◆ EXERCISE OBJECTIVE ◆
Pictures in the records should not be copied, but every other part must be repeated exactly.

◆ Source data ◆

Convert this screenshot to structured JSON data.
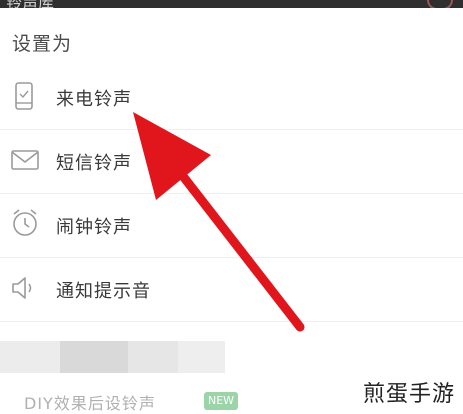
{
  "status_bar": {
    "partial_title": "铃声库"
  },
  "sheet": {
    "title": "设置为",
    "options": [
      {
        "label": "来电铃声",
        "icon": "phone-icon"
      },
      {
        "label": "短信铃声",
        "icon": "envelope-icon"
      },
      {
        "label": "闹钟铃声",
        "icon": "alarm-clock-icon"
      },
      {
        "label": "通知提示音",
        "icon": "speaker-icon"
      }
    ],
    "diy_row": {
      "label": "DIY效果后设铃声",
      "badge": "NEW"
    }
  },
  "annotation": {
    "color": "#e0161c"
  },
  "watermark": "煎蛋手游"
}
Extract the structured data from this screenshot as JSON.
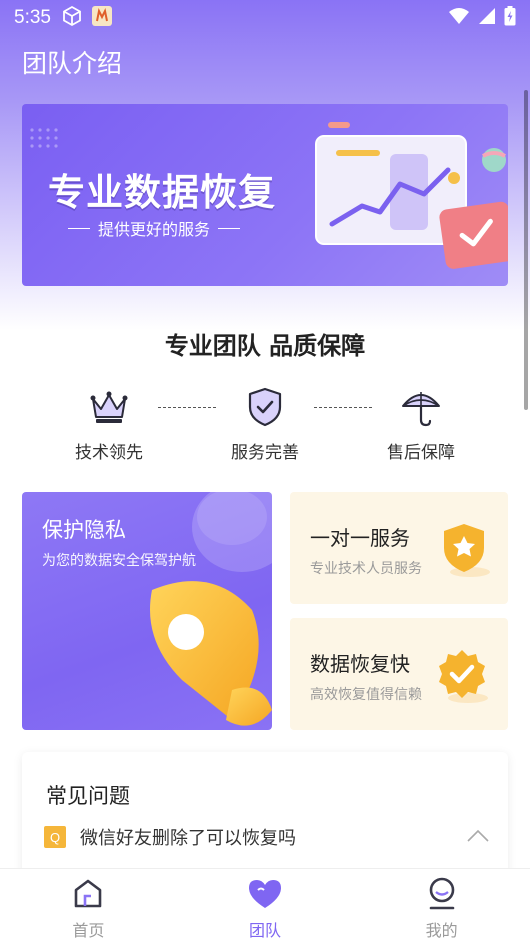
{
  "status_bar": {
    "time": "5:35"
  },
  "header": {
    "title": "团队介绍"
  },
  "banner": {
    "title": "专业数据恢复",
    "subtitle": "提供更好的服务"
  },
  "section": {
    "title": "专业团队 品质保障"
  },
  "features": [
    {
      "label": "技术领先",
      "icon": "crown-icon"
    },
    {
      "label": "服务完善",
      "icon": "shield-check-icon"
    },
    {
      "label": "售后保障",
      "icon": "umbrella-icon"
    }
  ],
  "privacy_card": {
    "title": "保护隐私",
    "subtitle": "为您的数据安全保驾护航"
  },
  "side_cards": [
    {
      "title": "一对一服务",
      "subtitle": "专业技术人员服务",
      "icon": "star-shield-icon"
    },
    {
      "title": "数据恢复快",
      "subtitle": "高效恢复值得信赖",
      "icon": "check-badge-icon"
    }
  ],
  "faq": {
    "title": "常见问题",
    "items": [
      {
        "badge": "Q",
        "question": "微信好友删除了可以恢复吗"
      }
    ]
  },
  "bottom_nav": [
    {
      "label": "首页",
      "icon": "home-icon",
      "active": false
    },
    {
      "label": "团队",
      "icon": "heart-icon",
      "active": true
    },
    {
      "label": "我的",
      "icon": "profile-icon",
      "active": false
    }
  ],
  "colors": {
    "accent": "#7f66f2",
    "badge_yellow": "#f5b63a",
    "card_cream": "#fdf6e6",
    "nav_inactive": "#9a9a9a"
  }
}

◆ TASK RESULT ◆
Convert this screenshot to structured JSON data.
{
  "status_bar": {
    "partial_title": "铃声库"
  },
  "sheet": {
    "title": "设置为",
    "options": [
      {
        "label": "来电铃声",
        "icon": "phone-icon"
      },
      {
        "label": "短信铃声",
        "icon": "envelope-icon"
      },
      {
        "label": "闹钟铃声",
        "icon": "alarm-clock-icon"
      },
      {
        "label": "通知提示音",
        "icon": "speaker-icon"
      }
    ],
    "diy_row": {
      "label": "DIY效果后设铃声",
      "badge": "NEW"
    }
  },
  "annotation": {
    "color": "#e0161c"
  },
  "watermark": "煎蛋手游"
}
Extract the structured data from this screenshot as JSON.
{
  "status_bar": {
    "time": "5:35"
  },
  "header": {
    "title": "团队介绍"
  },
  "banner": {
    "title": "专业数据恢复",
    "subtitle": "提供更好的服务"
  },
  "section": {
    "title": "专业团队 品质保障"
  },
  "features": [
    {
      "label": "技术领先",
      "icon": "crown-icon"
    },
    {
      "label": "服务完善",
      "icon": "shield-check-icon"
    },
    {
      "label": "售后保障",
      "icon": "umbrella-icon"
    }
  ],
  "privacy_card": {
    "title": "保护隐私",
    "subtitle": "为您的数据安全保驾护航"
  },
  "side_cards": [
    {
      "title": "一对一服务",
      "subtitle": "专业技术人员服务",
      "icon": "star-shield-icon"
    },
    {
      "title": "数据恢复快",
      "subtitle": "高效恢复值得信赖",
      "icon": "check-badge-icon"
    }
  ],
  "faq": {
    "title": "常见问题",
    "items": [
      {
        "badge": "Q",
        "question": "微信好友删除了可以恢复吗"
      }
    ]
  },
  "bottom_nav": [
    {
      "label": "首页",
      "icon": "home-icon",
      "active": false
    },
    {
      "label": "团队",
      "icon": "heart-icon",
      "active": true
    },
    {
      "label": "我的",
      "icon": "profile-icon",
      "active": false
    }
  ],
  "colors": {
    "accent": "#7f66f2",
    "badge_yellow": "#f5b63a",
    "card_cream": "#fdf6e6",
    "nav_inactive": "#9a9a9a"
  }
}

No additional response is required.